Stated problem
Write the entries out again exactly as they stand, but without the pictures.

------------------------------------

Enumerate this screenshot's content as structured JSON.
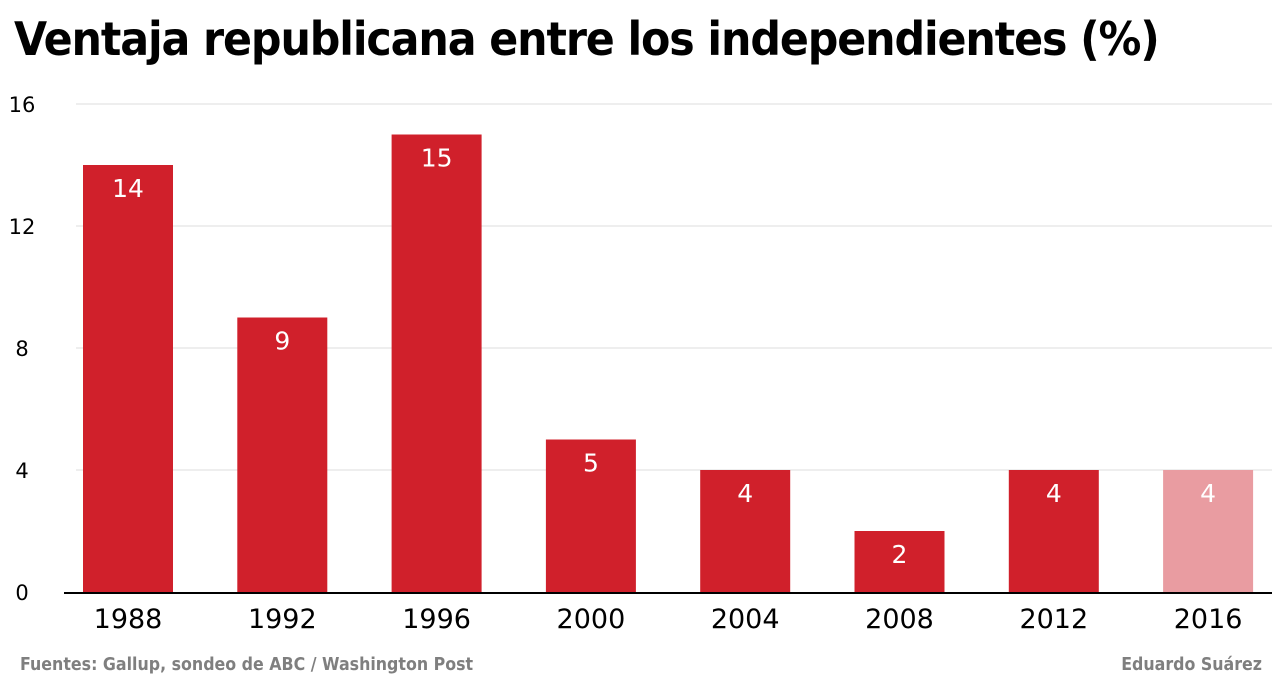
{
  "chart_data": {
    "type": "bar",
    "title": "Ventaja republicana entre los independientes (%)",
    "xlabel": "",
    "ylabel": "",
    "categories": [
      "1988",
      "1992",
      "1996",
      "2000",
      "2004",
      "2008",
      "2012",
      "2016"
    ],
    "values": [
      14,
      9,
      15,
      5,
      4,
      2,
      4,
      4
    ],
    "data_labels": [
      "14",
      "9",
      "15",
      "5",
      "4",
      "2",
      "4",
      "4"
    ],
    "highlighted": [
      false,
      false,
      false,
      false,
      false,
      false,
      false,
      true
    ],
    "ylim": [
      0,
      16
    ],
    "yticks": [
      0,
      4,
      8,
      12,
      16
    ],
    "grid": true,
    "colors": {
      "bar": "#d0202b",
      "bar_highlight": "#e99ca1",
      "grid": "#dddddd",
      "axis": "#000000"
    }
  },
  "footer": {
    "source": "Fuentes: Gallup, sondeo de ABC / Washington Post",
    "author": "Eduardo Suárez"
  }
}
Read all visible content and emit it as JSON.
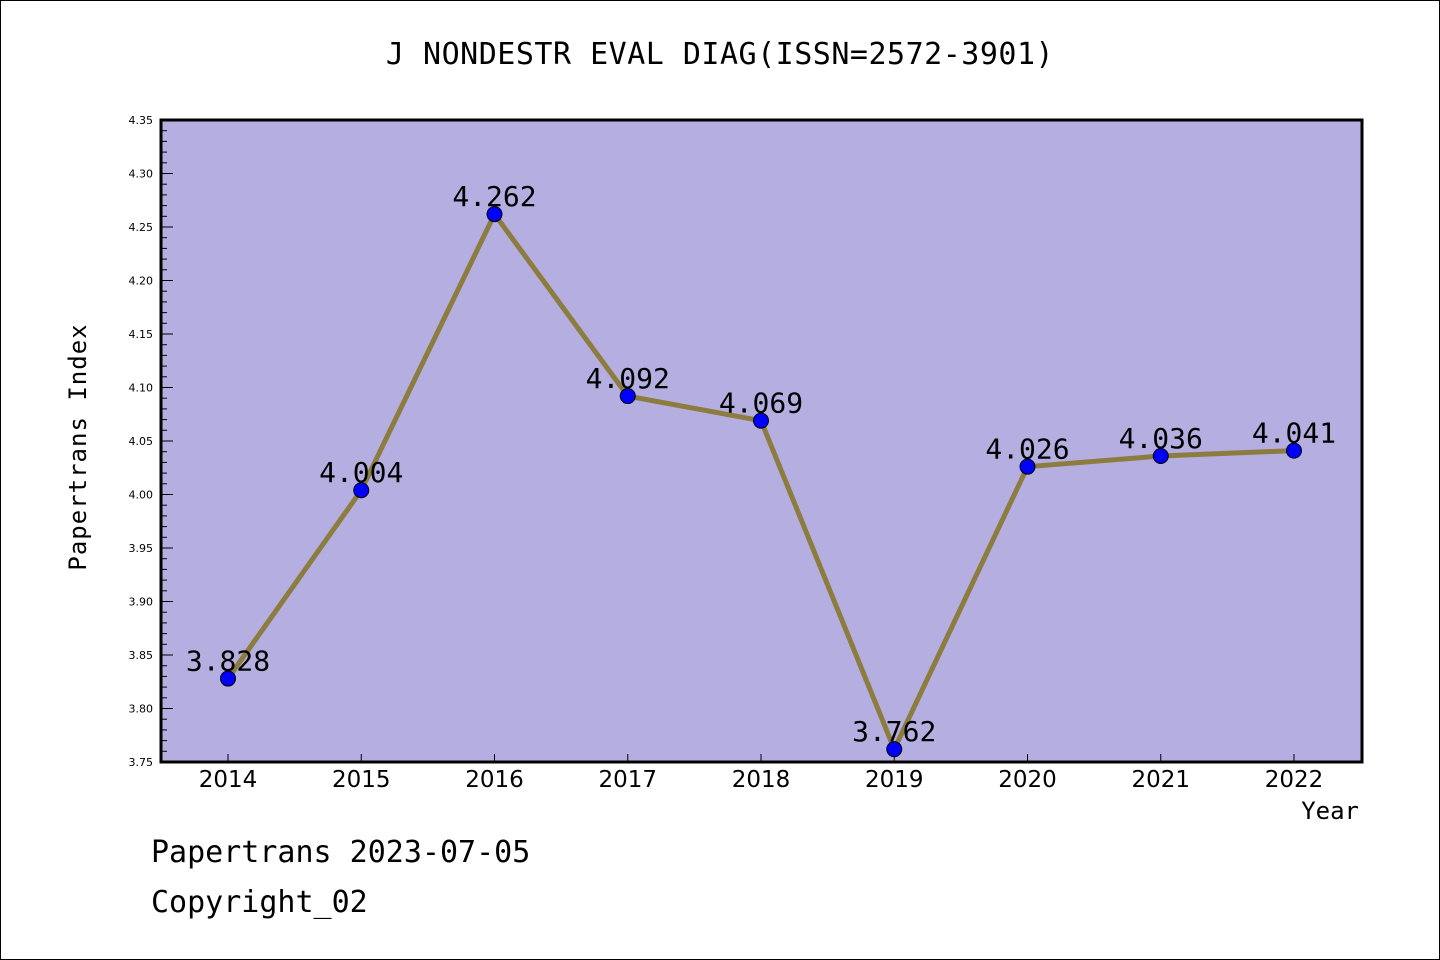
{
  "chart_data": {
    "type": "line",
    "title": "J NONDESTR EVAL DIAG(ISSN=2572-3901)",
    "xlabel": "Year",
    "ylabel": "Papertrans Index",
    "categories": [
      "2014",
      "2015",
      "2016",
      "2017",
      "2018",
      "2019",
      "2020",
      "2021",
      "2022"
    ],
    "values": [
      3.828,
      4.004,
      4.262,
      4.092,
      4.069,
      3.762,
      4.026,
      4.036,
      4.041
    ],
    "data_labels": [
      "3.828",
      "4.004",
      "4.262",
      "4.092",
      "4.069",
      "3.762",
      "4.026",
      "4.036",
      "4.041"
    ],
    "ylim": [
      3.75,
      4.35
    ],
    "yticks": [
      "3.75",
      "3.80",
      "3.85",
      "3.90",
      "3.95",
      "4.00",
      "4.05",
      "4.10",
      "4.15",
      "4.20",
      "4.25",
      "4.30",
      "4.35"
    ],
    "grid": false,
    "legend": "none",
    "colors": {
      "plot_background": "#b5aee1",
      "line": "#8c7c3e",
      "marker": "#0000ff"
    }
  },
  "footer": {
    "line1": "Papertrans 2023-07-05",
    "line2": "Copyright_02"
  }
}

------------------------------------

Full solution
Enumerate this screenshot's content as structured JSON.
{
  "chart_data": {
    "type": "bar",
    "title": "Ventaja republicana entre los independientes (%)",
    "xlabel": "",
    "ylabel": "",
    "categories": [
      "1988",
      "1992",
      "1996",
      "2000",
      "2004",
      "2008",
      "2012",
      "2016"
    ],
    "values": [
      14,
      9,
      15,
      5,
      4,
      2,
      4,
      4
    ],
    "data_labels": [
      "14",
      "9",
      "15",
      "5",
      "4",
      "2",
      "4",
      "4"
    ],
    "highlighted": [
      false,
      false,
      false,
      false,
      false,
      false,
      false,
      true
    ],
    "ylim": [
      0,
      16
    ],
    "yticks": [
      0,
      4,
      8,
      12,
      16
    ],
    "grid": true,
    "colors": {
      "bar": "#d0202b",
      "bar_highlight": "#e99ca1",
      "grid": "#dddddd",
      "axis": "#000000"
    }
  },
  "footer": {
    "source": "Fuentes: Gallup, sondeo de ABC / Washington Post",
    "author": "Eduardo Suárez"
  }
}
Read all visible content and emit it as JSON.
{
  "chart_data": {
    "type": "line",
    "title": "J NONDESTR EVAL DIAG(ISSN=2572-3901)",
    "xlabel": "Year",
    "ylabel": "Papertrans Index",
    "categories": [
      "2014",
      "2015",
      "2016",
      "2017",
      "2018",
      "2019",
      "2020",
      "2021",
      "2022"
    ],
    "values": [
      3.828,
      4.004,
      4.262,
      4.092,
      4.069,
      3.762,
      4.026,
      4.036,
      4.041
    ],
    "data_labels": [
      "3.828",
      "4.004",
      "4.262",
      "4.092",
      "4.069",
      "3.762",
      "4.026",
      "4.036",
      "4.041"
    ],
    "ylim": [
      3.75,
      4.35
    ],
    "yticks": [
      "3.75",
      "3.80",
      "3.85",
      "3.90",
      "3.95",
      "4.00",
      "4.05",
      "4.10",
      "4.15",
      "4.20",
      "4.25",
      "4.30",
      "4.35"
    ],
    "grid": false,
    "legend": "none",
    "colors": {
      "plot_background": "#b5aee1",
      "line": "#8c7c3e",
      "marker": "#0000ff"
    }
  },
  "footer": {
    "line1": "Papertrans 2023-07-05",
    "line2": "Copyright_02"
  }
}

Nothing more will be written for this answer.